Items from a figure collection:
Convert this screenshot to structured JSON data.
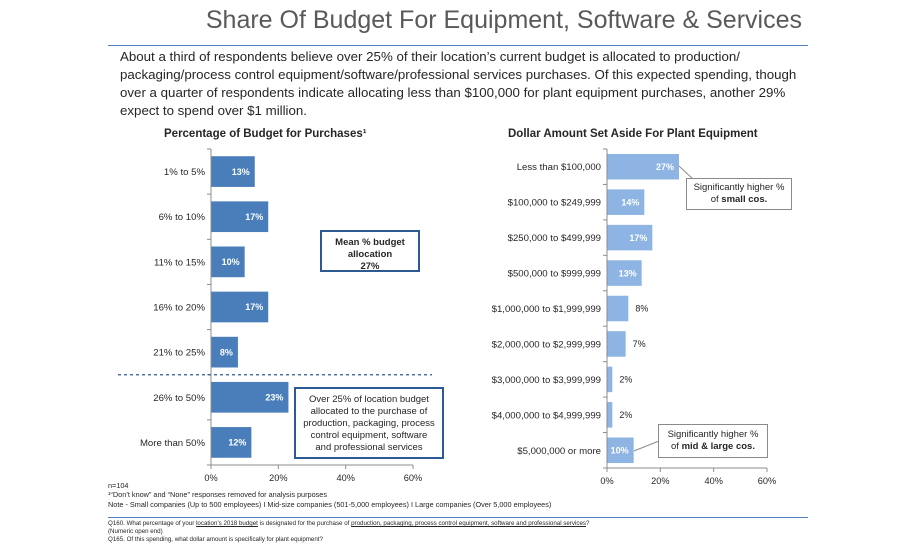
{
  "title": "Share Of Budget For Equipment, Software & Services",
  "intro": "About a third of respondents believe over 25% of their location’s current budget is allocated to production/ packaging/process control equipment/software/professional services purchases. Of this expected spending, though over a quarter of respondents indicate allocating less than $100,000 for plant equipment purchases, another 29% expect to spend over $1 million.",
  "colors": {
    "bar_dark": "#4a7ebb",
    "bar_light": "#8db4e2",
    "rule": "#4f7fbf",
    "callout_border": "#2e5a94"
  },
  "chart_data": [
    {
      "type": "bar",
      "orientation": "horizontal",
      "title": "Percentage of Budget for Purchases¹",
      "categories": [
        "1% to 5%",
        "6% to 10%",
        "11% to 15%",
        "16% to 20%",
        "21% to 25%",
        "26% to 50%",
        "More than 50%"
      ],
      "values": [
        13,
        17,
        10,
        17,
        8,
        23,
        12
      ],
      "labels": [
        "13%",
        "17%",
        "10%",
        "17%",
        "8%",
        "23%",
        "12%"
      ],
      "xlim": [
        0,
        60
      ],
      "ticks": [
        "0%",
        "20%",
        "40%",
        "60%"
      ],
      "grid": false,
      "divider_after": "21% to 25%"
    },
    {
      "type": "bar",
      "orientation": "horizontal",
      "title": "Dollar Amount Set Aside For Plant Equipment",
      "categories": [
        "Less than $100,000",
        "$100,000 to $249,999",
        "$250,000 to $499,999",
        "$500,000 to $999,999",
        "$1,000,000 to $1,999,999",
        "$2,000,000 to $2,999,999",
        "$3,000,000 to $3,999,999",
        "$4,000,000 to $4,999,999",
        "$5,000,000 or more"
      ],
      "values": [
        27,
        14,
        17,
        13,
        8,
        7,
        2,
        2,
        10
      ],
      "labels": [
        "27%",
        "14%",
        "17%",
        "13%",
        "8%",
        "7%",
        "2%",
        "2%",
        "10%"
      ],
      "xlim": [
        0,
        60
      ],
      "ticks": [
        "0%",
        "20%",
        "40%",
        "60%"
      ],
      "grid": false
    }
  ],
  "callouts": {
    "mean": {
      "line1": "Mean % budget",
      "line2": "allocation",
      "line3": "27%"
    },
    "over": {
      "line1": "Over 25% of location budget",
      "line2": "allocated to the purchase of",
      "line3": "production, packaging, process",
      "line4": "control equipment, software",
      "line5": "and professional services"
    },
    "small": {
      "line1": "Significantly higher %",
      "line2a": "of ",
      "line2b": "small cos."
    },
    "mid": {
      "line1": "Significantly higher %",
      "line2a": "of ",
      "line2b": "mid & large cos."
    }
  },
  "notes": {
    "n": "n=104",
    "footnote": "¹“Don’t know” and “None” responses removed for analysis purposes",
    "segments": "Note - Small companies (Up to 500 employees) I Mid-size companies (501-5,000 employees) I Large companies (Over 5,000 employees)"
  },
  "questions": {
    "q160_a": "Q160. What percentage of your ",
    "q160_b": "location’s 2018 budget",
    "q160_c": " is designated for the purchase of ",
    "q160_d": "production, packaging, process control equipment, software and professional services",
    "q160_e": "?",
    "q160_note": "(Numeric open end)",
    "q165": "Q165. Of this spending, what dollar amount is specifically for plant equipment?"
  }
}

...

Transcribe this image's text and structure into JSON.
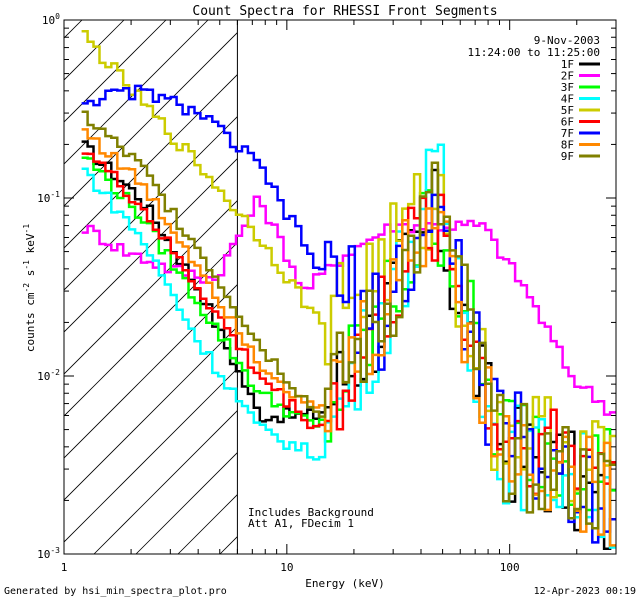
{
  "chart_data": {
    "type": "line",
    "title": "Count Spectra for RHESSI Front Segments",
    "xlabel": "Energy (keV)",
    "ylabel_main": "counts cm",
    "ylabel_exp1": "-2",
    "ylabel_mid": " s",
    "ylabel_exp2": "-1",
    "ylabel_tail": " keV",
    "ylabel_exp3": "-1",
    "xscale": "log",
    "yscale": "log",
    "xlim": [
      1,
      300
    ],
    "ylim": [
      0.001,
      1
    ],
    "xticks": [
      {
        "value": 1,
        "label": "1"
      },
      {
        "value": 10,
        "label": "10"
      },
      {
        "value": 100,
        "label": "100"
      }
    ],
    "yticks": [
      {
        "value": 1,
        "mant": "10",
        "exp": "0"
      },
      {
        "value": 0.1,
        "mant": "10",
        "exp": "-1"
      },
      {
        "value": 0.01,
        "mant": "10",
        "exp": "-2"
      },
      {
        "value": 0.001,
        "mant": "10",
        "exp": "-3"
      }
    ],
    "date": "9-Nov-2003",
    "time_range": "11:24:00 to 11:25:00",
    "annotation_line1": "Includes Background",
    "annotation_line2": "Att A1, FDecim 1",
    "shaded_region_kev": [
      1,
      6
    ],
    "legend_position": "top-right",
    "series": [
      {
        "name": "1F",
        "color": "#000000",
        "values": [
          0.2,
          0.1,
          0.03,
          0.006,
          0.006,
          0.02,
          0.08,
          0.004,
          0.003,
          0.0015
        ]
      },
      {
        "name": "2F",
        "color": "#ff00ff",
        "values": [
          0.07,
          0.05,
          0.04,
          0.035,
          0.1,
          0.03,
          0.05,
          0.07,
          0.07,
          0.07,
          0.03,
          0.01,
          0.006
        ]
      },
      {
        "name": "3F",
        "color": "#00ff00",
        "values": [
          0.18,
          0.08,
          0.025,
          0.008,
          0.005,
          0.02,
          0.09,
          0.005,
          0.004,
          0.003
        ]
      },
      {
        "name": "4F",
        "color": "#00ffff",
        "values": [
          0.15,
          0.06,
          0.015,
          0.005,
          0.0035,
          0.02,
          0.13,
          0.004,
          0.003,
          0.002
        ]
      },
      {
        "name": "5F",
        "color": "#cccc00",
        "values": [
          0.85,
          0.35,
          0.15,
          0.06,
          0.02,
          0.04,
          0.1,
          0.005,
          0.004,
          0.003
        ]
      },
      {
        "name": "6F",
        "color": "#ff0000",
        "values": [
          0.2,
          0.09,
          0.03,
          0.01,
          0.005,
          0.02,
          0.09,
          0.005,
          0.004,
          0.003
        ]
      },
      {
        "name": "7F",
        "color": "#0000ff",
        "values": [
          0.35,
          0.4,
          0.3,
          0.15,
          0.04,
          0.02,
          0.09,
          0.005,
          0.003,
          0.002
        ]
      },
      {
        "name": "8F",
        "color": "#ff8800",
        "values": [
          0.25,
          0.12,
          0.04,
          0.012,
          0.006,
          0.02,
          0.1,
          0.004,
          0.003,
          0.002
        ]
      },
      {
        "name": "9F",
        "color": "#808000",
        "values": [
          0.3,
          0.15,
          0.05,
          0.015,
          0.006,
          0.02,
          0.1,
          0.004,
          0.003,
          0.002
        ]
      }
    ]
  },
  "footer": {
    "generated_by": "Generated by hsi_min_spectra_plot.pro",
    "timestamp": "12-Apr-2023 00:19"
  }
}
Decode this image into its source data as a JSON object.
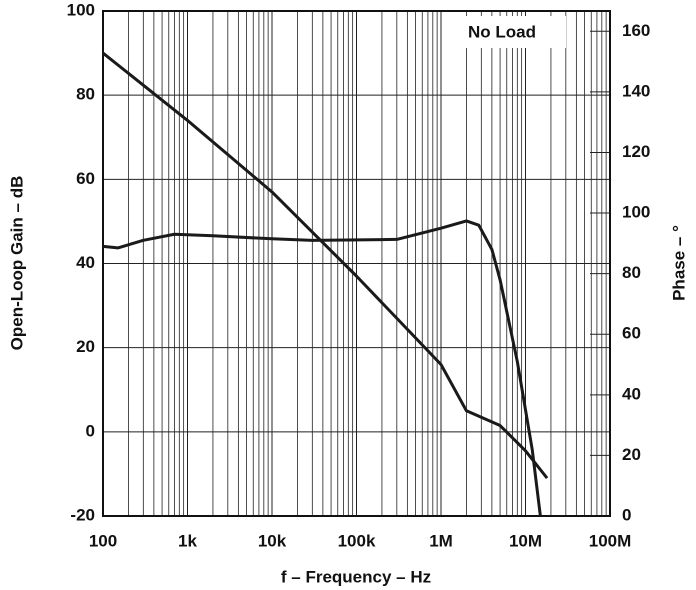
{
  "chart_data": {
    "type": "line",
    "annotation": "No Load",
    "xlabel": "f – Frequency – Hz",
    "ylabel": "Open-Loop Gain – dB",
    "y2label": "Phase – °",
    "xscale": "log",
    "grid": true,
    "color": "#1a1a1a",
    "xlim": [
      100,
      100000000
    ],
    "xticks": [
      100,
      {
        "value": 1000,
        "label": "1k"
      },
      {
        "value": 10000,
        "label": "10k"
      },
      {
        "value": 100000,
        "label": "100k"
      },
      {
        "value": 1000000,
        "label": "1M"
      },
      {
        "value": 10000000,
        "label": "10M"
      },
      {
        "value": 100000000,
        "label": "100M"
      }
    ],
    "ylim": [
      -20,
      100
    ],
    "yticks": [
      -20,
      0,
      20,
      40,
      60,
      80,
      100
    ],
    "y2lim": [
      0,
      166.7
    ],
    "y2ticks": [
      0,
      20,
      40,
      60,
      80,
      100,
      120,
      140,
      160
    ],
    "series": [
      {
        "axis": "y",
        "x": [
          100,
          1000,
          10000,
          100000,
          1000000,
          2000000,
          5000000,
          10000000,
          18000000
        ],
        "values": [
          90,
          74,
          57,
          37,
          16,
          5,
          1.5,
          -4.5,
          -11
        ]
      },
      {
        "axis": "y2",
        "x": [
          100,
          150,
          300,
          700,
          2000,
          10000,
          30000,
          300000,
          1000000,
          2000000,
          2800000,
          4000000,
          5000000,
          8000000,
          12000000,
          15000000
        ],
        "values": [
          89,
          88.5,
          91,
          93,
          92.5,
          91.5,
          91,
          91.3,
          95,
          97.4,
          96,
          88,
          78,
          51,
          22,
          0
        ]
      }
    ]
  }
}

...

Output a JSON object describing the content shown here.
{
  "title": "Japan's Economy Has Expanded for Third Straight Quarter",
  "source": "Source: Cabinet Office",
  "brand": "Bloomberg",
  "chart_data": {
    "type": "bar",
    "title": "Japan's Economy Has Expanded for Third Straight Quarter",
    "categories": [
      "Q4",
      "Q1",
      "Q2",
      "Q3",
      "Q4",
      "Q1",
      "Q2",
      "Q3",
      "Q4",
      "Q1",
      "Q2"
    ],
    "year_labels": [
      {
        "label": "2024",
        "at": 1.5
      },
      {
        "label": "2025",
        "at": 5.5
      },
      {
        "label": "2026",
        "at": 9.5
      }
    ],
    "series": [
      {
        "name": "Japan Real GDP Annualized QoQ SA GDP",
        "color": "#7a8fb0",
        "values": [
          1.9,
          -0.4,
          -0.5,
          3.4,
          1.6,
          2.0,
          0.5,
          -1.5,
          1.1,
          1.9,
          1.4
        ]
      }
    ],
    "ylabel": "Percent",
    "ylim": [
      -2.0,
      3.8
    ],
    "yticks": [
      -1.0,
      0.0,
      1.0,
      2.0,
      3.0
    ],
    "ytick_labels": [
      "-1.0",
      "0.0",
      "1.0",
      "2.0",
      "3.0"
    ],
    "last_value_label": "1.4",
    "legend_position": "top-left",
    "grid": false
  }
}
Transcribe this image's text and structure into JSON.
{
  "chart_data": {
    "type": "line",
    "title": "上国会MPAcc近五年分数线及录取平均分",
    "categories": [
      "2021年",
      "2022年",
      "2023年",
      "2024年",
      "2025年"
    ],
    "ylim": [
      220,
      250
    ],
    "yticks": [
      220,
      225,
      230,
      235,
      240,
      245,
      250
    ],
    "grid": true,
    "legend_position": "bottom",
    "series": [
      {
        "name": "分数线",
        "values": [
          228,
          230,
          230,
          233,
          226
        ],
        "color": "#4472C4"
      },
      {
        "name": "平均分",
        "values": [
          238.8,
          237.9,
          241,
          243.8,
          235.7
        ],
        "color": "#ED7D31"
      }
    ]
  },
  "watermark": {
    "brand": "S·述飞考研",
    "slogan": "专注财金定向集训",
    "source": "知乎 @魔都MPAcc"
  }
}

WHAT IS REQUIRED: Look through the entries above and report the number of lines that contain "professional". Write only the number.

ANSWER TO THIS TASK: 3